_Brief_
The listing below should be copied in full, word for word.

····················

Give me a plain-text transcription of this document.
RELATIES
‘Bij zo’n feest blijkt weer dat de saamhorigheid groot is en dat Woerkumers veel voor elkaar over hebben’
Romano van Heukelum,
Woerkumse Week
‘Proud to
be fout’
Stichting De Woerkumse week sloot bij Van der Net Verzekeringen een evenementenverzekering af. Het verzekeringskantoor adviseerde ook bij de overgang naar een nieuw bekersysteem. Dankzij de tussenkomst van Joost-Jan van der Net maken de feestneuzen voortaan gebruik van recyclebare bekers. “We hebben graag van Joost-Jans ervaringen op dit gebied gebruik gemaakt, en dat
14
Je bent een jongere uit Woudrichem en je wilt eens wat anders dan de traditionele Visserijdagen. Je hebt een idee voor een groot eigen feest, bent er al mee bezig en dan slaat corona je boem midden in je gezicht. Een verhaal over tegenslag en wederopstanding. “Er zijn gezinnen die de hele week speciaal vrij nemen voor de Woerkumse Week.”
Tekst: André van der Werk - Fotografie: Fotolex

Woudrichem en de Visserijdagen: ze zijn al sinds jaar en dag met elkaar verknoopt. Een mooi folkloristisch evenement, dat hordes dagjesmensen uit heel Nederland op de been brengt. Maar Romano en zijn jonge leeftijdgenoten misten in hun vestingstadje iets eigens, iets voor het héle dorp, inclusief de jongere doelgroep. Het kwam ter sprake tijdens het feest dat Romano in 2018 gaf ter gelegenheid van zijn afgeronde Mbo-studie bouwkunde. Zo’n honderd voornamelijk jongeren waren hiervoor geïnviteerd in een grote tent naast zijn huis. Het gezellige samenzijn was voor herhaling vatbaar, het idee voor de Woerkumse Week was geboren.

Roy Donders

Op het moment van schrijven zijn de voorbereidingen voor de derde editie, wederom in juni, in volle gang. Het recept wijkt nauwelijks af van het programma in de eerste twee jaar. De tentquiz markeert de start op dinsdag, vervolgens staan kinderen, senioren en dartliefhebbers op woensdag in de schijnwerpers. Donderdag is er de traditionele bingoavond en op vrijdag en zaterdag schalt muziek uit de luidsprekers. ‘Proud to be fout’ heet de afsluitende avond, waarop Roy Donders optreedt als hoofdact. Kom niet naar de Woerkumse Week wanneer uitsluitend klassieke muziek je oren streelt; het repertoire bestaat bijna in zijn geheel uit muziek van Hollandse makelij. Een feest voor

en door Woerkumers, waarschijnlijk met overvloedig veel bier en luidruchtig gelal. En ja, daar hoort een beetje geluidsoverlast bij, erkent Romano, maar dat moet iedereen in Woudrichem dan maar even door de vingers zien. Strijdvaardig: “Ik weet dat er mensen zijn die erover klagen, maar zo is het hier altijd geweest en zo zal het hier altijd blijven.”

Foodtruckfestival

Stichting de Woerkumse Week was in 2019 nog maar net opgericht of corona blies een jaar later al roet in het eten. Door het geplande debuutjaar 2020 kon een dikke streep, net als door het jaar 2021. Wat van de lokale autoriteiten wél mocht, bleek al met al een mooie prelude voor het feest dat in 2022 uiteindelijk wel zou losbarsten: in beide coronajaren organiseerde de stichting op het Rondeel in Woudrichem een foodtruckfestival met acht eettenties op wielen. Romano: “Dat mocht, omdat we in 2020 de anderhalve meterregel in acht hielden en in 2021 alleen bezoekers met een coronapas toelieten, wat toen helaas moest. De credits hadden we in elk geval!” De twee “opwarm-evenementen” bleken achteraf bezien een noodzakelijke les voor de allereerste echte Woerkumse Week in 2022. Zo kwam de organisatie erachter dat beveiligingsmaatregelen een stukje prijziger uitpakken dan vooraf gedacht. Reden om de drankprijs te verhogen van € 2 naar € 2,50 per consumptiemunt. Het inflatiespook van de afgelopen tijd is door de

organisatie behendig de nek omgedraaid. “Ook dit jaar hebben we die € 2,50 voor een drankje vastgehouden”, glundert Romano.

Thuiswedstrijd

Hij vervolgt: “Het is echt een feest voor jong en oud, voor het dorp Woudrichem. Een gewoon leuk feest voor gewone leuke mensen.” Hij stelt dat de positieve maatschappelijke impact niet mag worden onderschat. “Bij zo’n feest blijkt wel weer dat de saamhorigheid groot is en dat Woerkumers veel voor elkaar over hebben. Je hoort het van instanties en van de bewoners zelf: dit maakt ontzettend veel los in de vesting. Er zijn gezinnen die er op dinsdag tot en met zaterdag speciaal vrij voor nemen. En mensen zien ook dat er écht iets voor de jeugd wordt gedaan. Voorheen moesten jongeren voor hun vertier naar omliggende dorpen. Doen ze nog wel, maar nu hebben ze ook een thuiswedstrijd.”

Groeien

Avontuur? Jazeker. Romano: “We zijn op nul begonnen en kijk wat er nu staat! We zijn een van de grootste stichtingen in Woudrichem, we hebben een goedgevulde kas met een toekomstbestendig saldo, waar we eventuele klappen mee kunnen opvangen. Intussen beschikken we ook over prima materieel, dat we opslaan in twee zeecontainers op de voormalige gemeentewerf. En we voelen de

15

····················

_Written answer_
Give me a plain-text transcription of this document.
RELATIES
‘Bij zo’n feest blijkt weer dat de saamhorigheid groot is en dat Woerkumers veel voor elkaar over hebben’
Romano van Heukelum,
Woerkumse Week
‘Proud to
be fout’
Stichting De Woerkumse week sloot bij Van der Net Verzekeringen een evenementenverzekering af. Het verzekeringskantoor adviseerde ook bij de overgang naar een nieuw bekersysteem. Dankzij de tussenkomst van Joost-Jan van der Net maken de feestneuzen voortaan gebruik van recyclebare bekers. “We hebben graag van Joost-Jans ervaringen op dit gebied gebruik gemaakt, en dat
14
Je bent een jongere uit Woudrichem en je wilt eens wat anders dan de traditionele Visserijdagen. Je hebt een idee voor een groot eigen feest, bent er al mee bezig en dan slaat corona je boem midden in je gezicht. Een verhaal over tegenslag en wederopstanding. “Er zijn gezinnen die de hele week speciaal vrij nemen voor de Woerkumse Week.”
Tekst: André van der Werk - Fotografie: Fotolex

Woudrichem en de Visserijdagen: ze zijn al sinds jaar en dag met elkaar verknoopt. Een mooi folkloristisch evenement, dat hordes dagjesmensen uit heel Nederland op de been brengt. Maar Romano en zijn jonge leeftijdgenoten misten in hun vestingstadje iets eigens, iets voor het héle dorp, inclusief de jongere doelgroep. Het kwam ter sprake tijdens het feest dat Romano in 2018 gaf ter gelegenheid van zijn afgeronde Mbo-studie bouwkunde. Zo’n honderd voornamelijk jongeren waren hiervoor geïnviteerd in een grote tent naast zijn huis. Het gezellige samenzijn was voor herhaling vatbaar, het idee voor de Woerkumse Week was geboren.

Roy Donders

Op het moment van schrijven zijn de voorbereidingen voor de derde editie, wederom in juni, in volle gang. Het recept wijkt nauwelijks af van het programma in de eerste twee jaar. De tentquiz markeert de start op dinsdag, vervolgens staan kinderen, senioren en dartliefhebbers op woensdag in de schijnwerpers. Donderdag is er de traditionele bingoavond en op vrijdag en zaterdag schalt muziek uit de luidsprekers. ‘Proud to be fout’ heet de afsluitende avond, waarop Roy Donders optreedt als hoofdact. Kom niet naar de Woerkumse Week wanneer uitsluitend klassieke muziek je oren streelt; het repertoire bestaat bijna in zijn geheel uit muziek van Hollandse makelij. Een feest voor

en door Woerkumers, waarschijnlijk met overvloedig veel bier en luidruchtig gelal. En ja, daar hoort een beetje geluidsoverlast bij, erkent Romano, maar dat moet iedereen in Woudrichem dan maar even door de vingers zien. Strijdvaardig: “Ik weet dat er mensen zijn die erover klagen, maar zo is het hier altijd geweest en zo zal het hier altijd blijven.”

Foodtruckfestival

Stichting de Woerkumse Week was in 2019 nog maar net opgericht of corona blies een jaar later al roet in het eten. Door het geplande debuutjaar 2020 kon een dikke streep, net als door het jaar 2021. Wat van de lokale autoriteiten wél mocht, bleek al met al een mooie prelude voor het feest dat in 2022 uiteindelijk wel zou losbarsten: in beide coronajaren organiseerde de stichting op het Rondeel in Woudrichem een foodtruckfestival met acht eettenties op wielen. Romano: “Dat mocht, omdat we in 2020 de anderhalve meterregel in acht hielden en in 2021 alleen bezoekers met een coronapas toelieten, wat toen helaas moest. De credits hadden we in elk geval!” De twee “opwarm-evenementen” bleken achteraf bezien een noodzakelijke les voor de allereerste echte Woerkumse Week in 2022. Zo kwam de organisatie erachter dat beveiligingsmaatregelen een stukje prijziger uitpakken dan vooraf gedacht. Reden om de drankprijs te verhogen van € 2 naar € 2,50 per consumptiemunt. Het inflatiespook van de afgelopen tijd is door de

organisatie behendig de nek omgedraaid. “Ook dit jaar hebben we die € 2,50 voor een drankje vastgehouden”, glundert Romano.

Thuiswedstrijd

Hij vervolgt: “Het is echt een feest voor jong en oud, voor het dorp Woudrichem. Een gewoon leuk feest voor gewone leuke mensen.” Hij stelt dat de positieve maatschappelijke impact niet mag worden onderschat. “Bij zo’n feest blijkt wel weer dat de saamhorigheid groot is en dat Woerkumers veel voor elkaar over hebben. Je hoort het van instanties en van de bewoners zelf: dit maakt ontzettend veel los in de vesting. Er zijn gezinnen die er op dinsdag tot en met zaterdag speciaal vrij voor nemen. En mensen zien ook dat er écht iets voor de jeugd wordt gedaan. Voorheen moesten jongeren voor hun vertier naar omliggende dorpen. Doen ze nog wel, maar nu hebben ze ook een thuiswedstrijd.”

Groeien

Avontuur? Jazeker. Romano: “We zijn op nul begonnen en kijk wat er nu staat! We zijn een van de grootste stichtingen in Woudrichem, we hebben een goedgevulde kas met een toekomstbestendig saldo, waar we eventuele klappen mee kunnen opvangen. Intussen beschikken we ook over prima materieel, dat we opslaan in twee zeecontainers op de voormalige gemeentewerf. En we voelen de

15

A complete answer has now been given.